REQUEST:
Using the listing below, extract each line that has the word "grid" in it.
— Start —
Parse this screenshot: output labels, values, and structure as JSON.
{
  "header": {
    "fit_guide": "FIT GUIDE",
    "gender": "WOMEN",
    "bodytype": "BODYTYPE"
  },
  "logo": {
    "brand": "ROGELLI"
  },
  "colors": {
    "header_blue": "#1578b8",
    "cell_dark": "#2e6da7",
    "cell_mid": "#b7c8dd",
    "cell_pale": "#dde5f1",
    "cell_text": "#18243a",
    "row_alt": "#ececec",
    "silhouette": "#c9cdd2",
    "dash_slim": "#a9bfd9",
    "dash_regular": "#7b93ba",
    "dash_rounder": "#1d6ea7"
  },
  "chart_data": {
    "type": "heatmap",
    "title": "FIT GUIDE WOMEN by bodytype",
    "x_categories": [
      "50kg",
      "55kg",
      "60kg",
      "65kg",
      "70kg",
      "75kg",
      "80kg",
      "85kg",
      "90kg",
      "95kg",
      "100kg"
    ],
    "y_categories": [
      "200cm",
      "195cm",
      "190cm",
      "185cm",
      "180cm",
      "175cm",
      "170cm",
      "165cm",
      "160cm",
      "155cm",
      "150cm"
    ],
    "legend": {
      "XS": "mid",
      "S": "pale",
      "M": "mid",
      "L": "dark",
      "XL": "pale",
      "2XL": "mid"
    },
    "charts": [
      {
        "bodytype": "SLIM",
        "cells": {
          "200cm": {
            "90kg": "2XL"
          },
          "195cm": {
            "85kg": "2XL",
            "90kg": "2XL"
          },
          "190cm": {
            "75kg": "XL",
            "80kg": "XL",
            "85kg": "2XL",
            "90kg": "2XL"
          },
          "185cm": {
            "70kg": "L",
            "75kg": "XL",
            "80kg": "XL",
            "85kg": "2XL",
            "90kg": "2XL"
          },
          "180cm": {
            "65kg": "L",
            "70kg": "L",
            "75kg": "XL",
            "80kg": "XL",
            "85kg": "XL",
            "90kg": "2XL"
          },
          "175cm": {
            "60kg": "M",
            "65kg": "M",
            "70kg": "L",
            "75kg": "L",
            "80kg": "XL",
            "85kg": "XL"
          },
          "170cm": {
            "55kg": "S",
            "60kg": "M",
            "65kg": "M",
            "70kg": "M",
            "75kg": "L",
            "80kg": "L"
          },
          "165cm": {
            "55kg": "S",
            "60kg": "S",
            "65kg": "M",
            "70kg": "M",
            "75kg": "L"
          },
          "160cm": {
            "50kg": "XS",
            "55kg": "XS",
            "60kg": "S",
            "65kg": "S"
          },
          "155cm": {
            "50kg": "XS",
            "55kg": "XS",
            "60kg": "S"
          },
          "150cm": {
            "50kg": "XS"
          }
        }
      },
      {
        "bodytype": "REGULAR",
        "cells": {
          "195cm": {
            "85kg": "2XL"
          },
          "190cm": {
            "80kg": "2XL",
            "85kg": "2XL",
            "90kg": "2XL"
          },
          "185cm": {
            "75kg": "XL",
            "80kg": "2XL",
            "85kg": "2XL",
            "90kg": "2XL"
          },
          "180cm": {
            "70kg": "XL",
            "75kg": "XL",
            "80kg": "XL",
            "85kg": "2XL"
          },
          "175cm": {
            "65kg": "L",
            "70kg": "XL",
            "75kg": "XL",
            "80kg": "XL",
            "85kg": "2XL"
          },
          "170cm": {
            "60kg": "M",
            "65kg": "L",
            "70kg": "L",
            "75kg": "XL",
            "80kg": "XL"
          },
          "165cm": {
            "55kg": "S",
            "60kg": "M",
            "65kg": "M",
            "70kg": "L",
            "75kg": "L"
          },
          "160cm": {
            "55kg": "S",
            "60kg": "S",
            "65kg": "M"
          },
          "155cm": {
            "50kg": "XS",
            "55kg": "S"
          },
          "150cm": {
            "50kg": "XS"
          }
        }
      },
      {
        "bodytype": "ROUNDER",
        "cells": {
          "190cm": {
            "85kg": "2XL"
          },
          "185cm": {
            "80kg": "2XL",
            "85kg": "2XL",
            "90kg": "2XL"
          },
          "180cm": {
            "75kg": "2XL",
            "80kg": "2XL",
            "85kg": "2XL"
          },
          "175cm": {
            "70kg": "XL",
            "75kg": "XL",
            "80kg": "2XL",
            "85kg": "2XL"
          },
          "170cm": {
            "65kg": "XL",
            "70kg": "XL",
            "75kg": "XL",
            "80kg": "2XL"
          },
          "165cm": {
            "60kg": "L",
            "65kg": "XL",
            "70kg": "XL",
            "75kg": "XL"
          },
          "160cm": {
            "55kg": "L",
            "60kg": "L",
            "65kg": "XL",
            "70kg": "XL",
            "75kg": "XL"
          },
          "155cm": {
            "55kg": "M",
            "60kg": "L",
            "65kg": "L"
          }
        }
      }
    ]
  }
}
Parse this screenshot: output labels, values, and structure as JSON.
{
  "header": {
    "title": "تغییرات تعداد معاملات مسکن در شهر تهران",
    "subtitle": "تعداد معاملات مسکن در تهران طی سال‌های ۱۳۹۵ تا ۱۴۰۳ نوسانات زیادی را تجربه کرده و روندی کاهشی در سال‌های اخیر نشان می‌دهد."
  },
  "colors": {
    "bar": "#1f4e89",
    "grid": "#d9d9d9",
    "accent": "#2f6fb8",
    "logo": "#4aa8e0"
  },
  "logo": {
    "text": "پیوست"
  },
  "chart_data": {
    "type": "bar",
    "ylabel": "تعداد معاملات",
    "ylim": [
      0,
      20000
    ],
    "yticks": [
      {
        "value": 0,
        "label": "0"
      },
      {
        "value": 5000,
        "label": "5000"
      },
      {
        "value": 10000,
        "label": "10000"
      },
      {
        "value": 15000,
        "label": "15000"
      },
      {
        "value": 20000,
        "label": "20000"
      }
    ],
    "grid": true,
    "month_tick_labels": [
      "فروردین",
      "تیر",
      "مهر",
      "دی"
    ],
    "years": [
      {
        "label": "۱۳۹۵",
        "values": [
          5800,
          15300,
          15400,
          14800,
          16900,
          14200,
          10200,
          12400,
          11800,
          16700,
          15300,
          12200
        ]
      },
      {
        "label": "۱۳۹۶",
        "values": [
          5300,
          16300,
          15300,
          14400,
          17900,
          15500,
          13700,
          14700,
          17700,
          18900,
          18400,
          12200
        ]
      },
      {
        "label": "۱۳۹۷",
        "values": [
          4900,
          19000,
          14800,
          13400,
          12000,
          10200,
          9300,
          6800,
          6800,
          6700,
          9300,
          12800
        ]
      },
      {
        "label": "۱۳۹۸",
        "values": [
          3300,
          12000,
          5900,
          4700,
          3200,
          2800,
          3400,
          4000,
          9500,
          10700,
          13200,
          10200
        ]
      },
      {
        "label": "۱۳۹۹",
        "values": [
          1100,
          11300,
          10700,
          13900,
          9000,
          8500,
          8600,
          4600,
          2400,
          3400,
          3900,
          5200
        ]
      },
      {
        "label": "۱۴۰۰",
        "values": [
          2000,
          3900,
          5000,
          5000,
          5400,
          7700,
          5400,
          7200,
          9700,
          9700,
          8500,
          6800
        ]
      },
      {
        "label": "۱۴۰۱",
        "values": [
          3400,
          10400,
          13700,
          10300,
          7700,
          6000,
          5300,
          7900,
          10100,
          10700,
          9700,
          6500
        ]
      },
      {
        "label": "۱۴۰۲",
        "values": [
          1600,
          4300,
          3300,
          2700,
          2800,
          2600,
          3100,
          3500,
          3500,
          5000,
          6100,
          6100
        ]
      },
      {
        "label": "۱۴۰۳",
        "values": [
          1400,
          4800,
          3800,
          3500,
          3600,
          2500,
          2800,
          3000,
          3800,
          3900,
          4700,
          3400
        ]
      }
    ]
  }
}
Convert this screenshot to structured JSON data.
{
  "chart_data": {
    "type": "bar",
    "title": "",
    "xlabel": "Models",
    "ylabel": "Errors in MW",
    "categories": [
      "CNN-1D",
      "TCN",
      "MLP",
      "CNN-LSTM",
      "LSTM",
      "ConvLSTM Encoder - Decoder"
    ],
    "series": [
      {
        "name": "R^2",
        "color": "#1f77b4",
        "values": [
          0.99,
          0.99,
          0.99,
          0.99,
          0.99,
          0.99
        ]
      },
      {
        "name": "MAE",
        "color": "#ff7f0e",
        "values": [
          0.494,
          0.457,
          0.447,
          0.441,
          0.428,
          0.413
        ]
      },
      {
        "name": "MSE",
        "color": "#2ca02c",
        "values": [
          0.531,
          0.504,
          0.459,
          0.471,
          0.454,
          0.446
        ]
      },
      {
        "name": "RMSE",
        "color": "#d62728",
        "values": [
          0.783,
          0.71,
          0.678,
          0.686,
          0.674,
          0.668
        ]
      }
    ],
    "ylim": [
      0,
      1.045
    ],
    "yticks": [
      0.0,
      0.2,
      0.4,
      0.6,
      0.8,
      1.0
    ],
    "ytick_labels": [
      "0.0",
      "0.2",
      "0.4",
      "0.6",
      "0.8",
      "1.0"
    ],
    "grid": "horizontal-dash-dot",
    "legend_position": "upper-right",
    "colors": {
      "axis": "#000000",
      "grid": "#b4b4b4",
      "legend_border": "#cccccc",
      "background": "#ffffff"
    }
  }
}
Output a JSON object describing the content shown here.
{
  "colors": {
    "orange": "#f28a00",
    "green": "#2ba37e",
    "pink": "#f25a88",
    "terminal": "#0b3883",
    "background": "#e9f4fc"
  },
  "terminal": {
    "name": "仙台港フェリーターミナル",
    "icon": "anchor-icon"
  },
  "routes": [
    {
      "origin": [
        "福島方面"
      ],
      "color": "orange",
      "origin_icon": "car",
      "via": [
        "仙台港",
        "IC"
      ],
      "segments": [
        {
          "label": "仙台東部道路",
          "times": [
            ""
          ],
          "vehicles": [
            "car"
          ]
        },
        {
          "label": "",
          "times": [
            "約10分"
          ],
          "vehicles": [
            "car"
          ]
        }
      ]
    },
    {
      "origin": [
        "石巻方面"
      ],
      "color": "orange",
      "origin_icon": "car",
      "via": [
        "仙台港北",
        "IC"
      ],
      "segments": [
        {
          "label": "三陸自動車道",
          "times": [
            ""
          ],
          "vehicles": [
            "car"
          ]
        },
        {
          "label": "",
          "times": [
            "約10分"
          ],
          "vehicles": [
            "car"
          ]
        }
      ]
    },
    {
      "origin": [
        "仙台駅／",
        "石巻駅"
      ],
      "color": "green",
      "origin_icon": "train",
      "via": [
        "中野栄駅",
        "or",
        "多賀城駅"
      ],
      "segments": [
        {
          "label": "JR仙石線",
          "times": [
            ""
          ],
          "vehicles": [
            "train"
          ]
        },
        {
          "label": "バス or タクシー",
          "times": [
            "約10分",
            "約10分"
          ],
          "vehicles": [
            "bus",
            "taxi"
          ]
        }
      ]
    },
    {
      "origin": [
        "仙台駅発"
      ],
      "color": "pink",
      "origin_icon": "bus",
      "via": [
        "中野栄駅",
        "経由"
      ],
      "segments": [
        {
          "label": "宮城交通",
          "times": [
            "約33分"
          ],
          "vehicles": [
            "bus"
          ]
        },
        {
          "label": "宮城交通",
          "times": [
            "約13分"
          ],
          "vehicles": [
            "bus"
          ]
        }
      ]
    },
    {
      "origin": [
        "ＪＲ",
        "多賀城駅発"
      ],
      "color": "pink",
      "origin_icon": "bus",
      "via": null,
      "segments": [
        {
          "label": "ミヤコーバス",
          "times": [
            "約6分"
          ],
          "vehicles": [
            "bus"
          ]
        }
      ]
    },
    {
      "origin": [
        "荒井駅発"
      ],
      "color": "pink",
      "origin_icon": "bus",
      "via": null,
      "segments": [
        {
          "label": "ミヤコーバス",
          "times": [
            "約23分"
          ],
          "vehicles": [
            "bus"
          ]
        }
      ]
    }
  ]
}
— End —
EXERCISE ANSWER:
    "grid": "#d9d9d9",
    "grid": true,
    "grid": "horizontal-dash-dot",
      "grid": "#b4b4b4",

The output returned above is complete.